◆ **REQUIRED WORK**: Omit all images. Transcribe the rest of the material below exactly.

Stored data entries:
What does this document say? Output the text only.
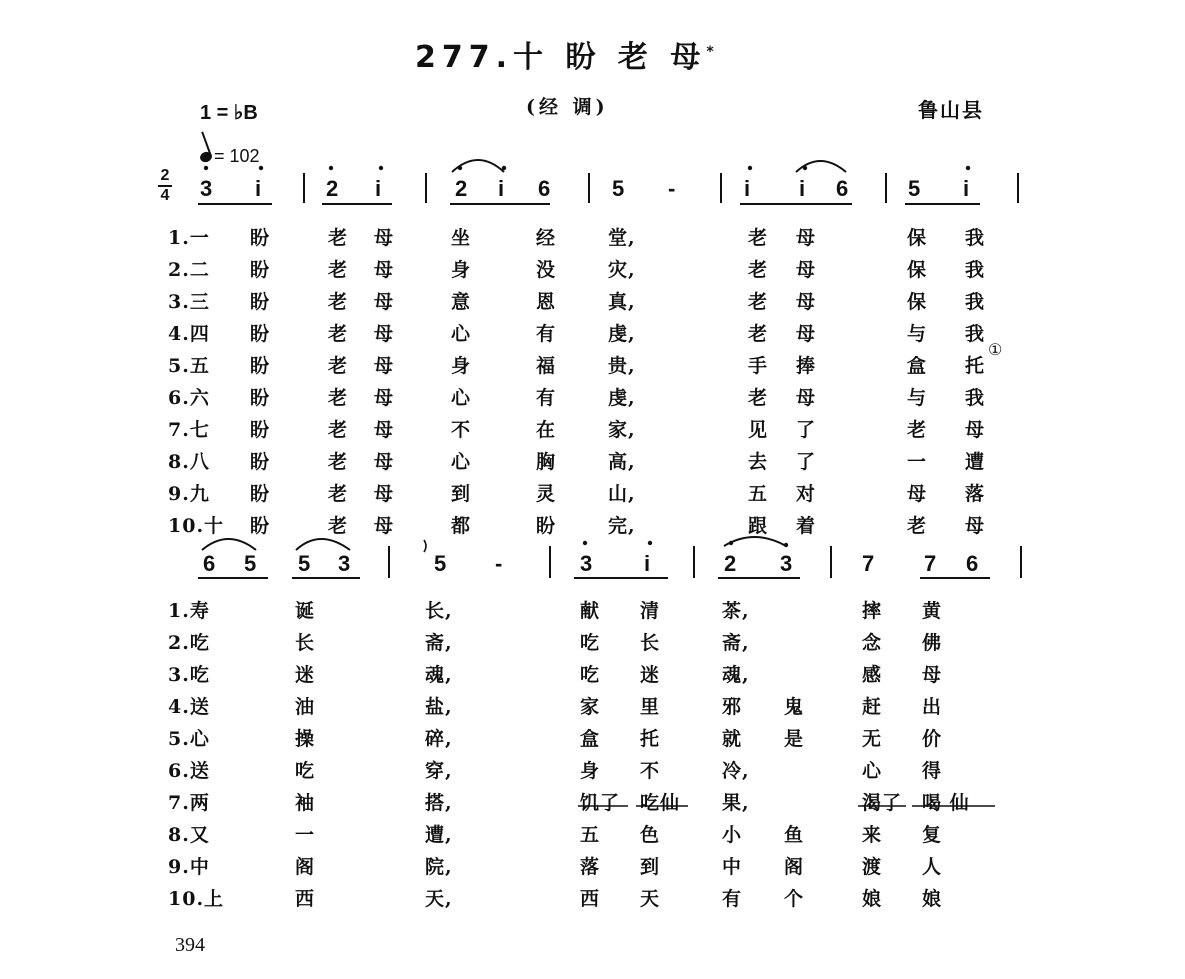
277.十 盼 老 母*
(经 调)	鲁山县
1 = ♭B
= 102
2
4 3 i	2 i	2 i 6	5 -	i i 6	5 i
6 5 5 3	5 -	3 i	2 3	7 7 6
1.一 盼	老 母	坐	经	堂,	老 母	保 我
2.二 盼	老 母	身	没	灾,	老 母	保 我
3.三 盼	老 母	意	恩	真,	老 母	保 我
4.四 盼	老 母	心	有	虔,	老 母	与 我
5.五 盼	老 母	身	福	贵,	手 捧	盒 托
6.六 盼	老 母	心	有	虔,	老 母	与 我
7.七 盼	老 母	不	在	家,	见 了	老 母
8.八 盼	老 母	心	胸	高,	去 了	一 遭
9.九 盼	老 母	到	灵	山,	五 对	母 落
10.十 盼	老 母	都	盼	完,	跟 着	老 母
1.寿	诞	长,	献 清	茶,	摔 黄
2.吃	长	斋,	吃 长	斋,	念 佛
3.吃	迷	魂,	吃 迷	魂,	感 母
4.送	油	盐,	家 里	邪 鬼	赶 出
5.心	操	碎,	盒 托	就 是	无 价
6.送	吃	穿,	身 不	冷,	心 得
7.两	袖	搭,	饥了 吃仙 果,	渴了 喝 仙
8.又	一	遭,	五 色	小 鱼	来 复
9.中	阁	院,	落 到	中 阁	渡 人
10.上	西	天,	西 天	有 个	娘 娘
①
394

◆ **ANSWER TO THIS EXERCISE**:
What does this document say? Output the text only.
277.十 盼 老 母*
(经 调)	鲁山县
1 = ♭B
= 102
2
4 3 i	2 i	2 i 6	5 -	i i 6	5 i
6 5 5 3	5 -	3 i	2 3	7 7 6
1.一 盼	老 母	坐	经	堂,	老 母	保 我
2.二 盼	老 母	身	没	灾,	老 母	保 我
3.三 盼	老 母	意	恩	真,	老 母	保 我
4.四 盼	老 母	心	有	虔,	老 母	与 我
5.五 盼	老 母	身	福	贵,	手 捧	盒 托
6.六 盼	老 母	心	有	虔,	老 母	与 我
7.七 盼	老 母	不	在	家,	见 了	老 母
8.八 盼	老 母	心	胸	高,	去 了	一 遭
9.九 盼	老 母	到	灵	山,	五 对	母 落
10.十 盼	老 母	都	盼	完,	跟 着	老 母
1.寿	诞	长,	献 清	茶,	摔 黄
2.吃	长	斋,	吃 长	斋,	念 佛
3.吃	迷	魂,	吃 迷	魂,	感 母
4.送	油	盐,	家 里	邪 鬼	赶 出
5.心	操	碎,	盒 托	就 是	无 价
6.送	吃	穿,	身 不	冷,	心 得
7.两	袖	搭,	饥了 吃仙 果,	渴了 喝 仙
8.又	一	遭,	五 色	小 鱼	来 复
9.中	阁	院,	落 到	中 阁	渡 人
10.上	西	天,	西 天	有 个	娘 娘
①
394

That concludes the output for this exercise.